_List of tasks:_
a) Summarize the review text in two sentences.
b) Retype the part of the review text that opens with the words containing "The derivatives of" and closes with "that paragraph fully.)".
c) Turn the review text's paragraph beginning "Vanishing derivative at initialization" into a bulleted list that keeps its main facts.

_Selected text:_

The derivatives of the iterates of stochastic gradient descent converge.
摘要
评审与讨论
The paper studies stochastic optimization problems where the objective depends on a parameter, and more specifically the derivatives w.r.t. that parameter of the SGD iterates. The paper makes various quite strong albeit common assumptions, and for various more specific settings concrete convergence rates are established. The proof relies on analysis via an inexact SGD sequence. Finally, the results are illustrated by some experiments.
优点
The paper is well-written and the technical flow of ideas is convincing. Especially the connection to inexact SGD seems quite novel.
缺点
My main concern is of a motivational nature: why is the question set out inn ll. 35-36 interesting? I do not find ll. 37 sufficiently convincing. (I may not have understood that paragraph fully.)
问题
- Can you elaborate on the motivation?
- Why do you need that the gradient for the first iterates vanish (l. 194)? That appears to be an odd and strong assumption.
- How restrictive are the assumptions? (I understand that they are mostly common in the literature.)
局限性
Assumptions are discussed.
Motivation: We made a common response to all reviewers regarding the motivation. We will modify this section to include explicit references to works which consider differentiating SGD sequences or propose it as a relevent research venue.
Vanishing derivative at initialization: this remark was also made by reviwer bPEV, we will remove this assumption. This choice was only made for simplicity to avoid the term in the right hand side of the estimate in Lemma 2.1. This will be corrected in the revision, we will remove this assumption and explicit all the terms, including a dependency in the derivative of the initialization. This represents a very minor modification.

_Information shown:_
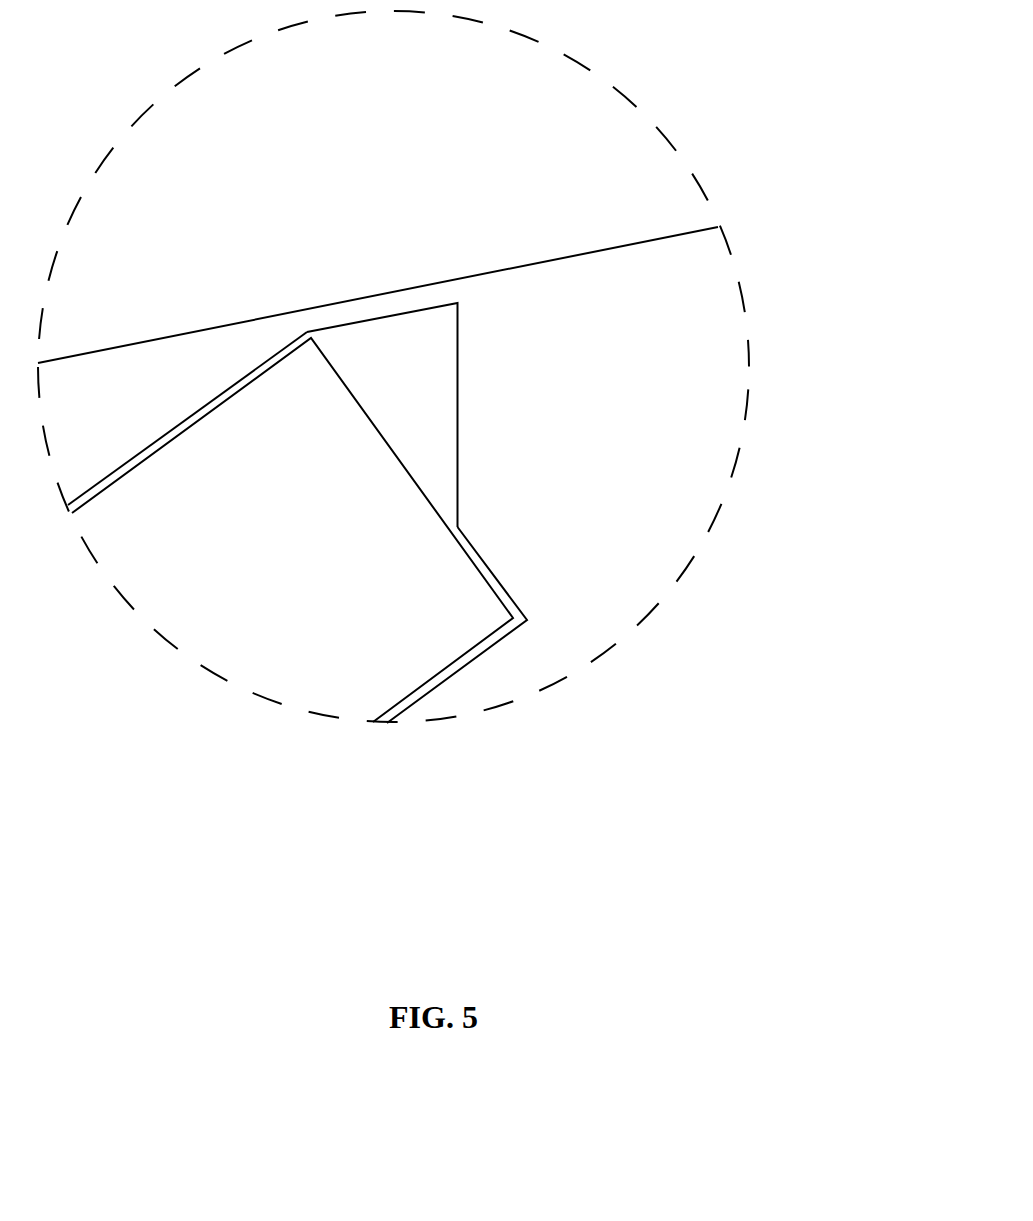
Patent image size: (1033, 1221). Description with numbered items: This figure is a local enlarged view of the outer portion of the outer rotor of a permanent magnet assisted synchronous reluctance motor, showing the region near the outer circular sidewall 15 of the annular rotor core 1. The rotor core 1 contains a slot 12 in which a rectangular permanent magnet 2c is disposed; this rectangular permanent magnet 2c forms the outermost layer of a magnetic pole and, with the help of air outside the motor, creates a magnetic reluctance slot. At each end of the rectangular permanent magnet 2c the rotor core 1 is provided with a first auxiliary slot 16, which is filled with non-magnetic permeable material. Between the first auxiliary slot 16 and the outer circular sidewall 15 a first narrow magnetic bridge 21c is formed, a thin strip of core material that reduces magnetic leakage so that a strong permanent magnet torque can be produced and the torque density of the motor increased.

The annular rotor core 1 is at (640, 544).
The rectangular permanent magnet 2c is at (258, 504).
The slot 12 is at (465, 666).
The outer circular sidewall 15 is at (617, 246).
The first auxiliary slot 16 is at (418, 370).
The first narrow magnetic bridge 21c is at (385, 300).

==

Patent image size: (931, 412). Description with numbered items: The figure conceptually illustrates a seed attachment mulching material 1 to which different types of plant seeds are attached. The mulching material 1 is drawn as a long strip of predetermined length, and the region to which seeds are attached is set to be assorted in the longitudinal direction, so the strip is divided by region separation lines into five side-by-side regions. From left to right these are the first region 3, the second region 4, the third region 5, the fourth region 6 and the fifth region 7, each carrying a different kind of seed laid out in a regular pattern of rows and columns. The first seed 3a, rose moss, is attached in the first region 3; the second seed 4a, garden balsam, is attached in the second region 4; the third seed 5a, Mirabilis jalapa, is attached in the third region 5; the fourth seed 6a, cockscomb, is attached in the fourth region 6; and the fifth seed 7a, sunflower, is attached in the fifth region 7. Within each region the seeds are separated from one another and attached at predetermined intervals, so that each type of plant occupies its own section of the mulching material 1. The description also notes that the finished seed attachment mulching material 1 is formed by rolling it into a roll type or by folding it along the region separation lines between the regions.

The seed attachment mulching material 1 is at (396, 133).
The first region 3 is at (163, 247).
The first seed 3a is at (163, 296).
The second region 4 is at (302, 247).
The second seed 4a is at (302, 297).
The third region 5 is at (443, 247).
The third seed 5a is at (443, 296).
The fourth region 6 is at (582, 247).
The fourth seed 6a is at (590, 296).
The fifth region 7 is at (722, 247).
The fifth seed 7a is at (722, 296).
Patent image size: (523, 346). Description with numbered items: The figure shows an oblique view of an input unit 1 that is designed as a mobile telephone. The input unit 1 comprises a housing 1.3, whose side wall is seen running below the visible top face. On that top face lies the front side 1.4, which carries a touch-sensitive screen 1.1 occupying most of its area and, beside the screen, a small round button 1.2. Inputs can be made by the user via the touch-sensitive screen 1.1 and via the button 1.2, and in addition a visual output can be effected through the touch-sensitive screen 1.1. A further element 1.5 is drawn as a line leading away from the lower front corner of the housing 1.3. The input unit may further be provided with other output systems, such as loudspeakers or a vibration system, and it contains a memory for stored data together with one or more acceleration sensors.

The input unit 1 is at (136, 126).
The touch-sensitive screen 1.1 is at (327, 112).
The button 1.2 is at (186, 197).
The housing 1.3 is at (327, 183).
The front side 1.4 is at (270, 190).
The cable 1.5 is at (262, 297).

==

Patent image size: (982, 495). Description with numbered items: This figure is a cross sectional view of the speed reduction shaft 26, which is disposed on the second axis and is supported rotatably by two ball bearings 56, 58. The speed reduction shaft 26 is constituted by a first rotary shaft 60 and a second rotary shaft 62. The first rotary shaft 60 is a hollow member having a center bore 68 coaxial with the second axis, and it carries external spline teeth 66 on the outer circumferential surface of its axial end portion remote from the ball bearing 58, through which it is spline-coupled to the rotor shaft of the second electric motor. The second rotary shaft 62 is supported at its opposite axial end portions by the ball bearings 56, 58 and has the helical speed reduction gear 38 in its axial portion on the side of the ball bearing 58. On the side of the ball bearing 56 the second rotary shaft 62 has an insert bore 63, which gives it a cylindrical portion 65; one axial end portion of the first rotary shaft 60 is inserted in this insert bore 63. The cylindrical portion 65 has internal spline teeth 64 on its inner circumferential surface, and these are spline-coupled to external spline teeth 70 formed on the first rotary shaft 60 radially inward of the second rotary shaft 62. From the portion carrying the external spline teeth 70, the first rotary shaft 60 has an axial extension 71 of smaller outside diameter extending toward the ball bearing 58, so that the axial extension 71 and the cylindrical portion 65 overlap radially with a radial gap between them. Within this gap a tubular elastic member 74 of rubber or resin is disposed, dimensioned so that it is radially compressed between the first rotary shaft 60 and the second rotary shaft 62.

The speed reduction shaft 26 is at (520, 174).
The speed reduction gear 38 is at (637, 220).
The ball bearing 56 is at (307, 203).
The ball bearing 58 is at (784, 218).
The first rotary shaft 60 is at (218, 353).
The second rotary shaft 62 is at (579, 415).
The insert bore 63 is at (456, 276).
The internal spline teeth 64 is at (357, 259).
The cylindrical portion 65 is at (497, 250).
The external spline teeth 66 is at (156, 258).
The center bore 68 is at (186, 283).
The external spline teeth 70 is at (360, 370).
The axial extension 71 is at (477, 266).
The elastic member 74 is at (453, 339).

_Results of the tasks:_
a) The review text describes a paper that studies the derivatives of stochastic gradient descent iterates with respect to a parameter of the objective, establishing convergence rates under strong but common assumptions through an analysis based on an inexact SGD sequence. The reviewer praises the writing and the novel connection to inexact SGD but questions the motivation and the assumption that the gradient vanishes for the first iterates, and the response promises to add references supporting the motivation and to remove that assumption.

b)
The derivatives of the iterates of stochastic gradient descent converge.
摘要
评审与讨论
The paper studies stochastic optimization problems where the objective depends on a parameter, and more specifically the derivatives w.r.t. that parameter of the SGD iterates. The paper makes various quite strong albeit common assumptions, and for various more specific settings concrete convergence rates are established. The proof relies on analysis via an inexact SGD sequence. Finally, the results are illustrated by some experiments.
优点
The paper is well-written and the technical flow of ideas is convincing. Especially the connection to inexact SGD seems quite novel.
缺点
My main concern is of a motivational nature: why is the question set out inn ll. 35-36 interesting? I do not find ll. 37 sufficiently convincing. (I may not have understood that paragraph fully.)

c)
- Reviewer bPEV raised the same point about the vanishing derivative at initialization.
- The assumption was made only for simplicity, to avoid a term on the right-hand side of the estimate in Lemma 2.1.
- The revision will remove the assumption and make all terms explicit, including a dependency on the derivative of the initialization.
- This change is a very minor modification.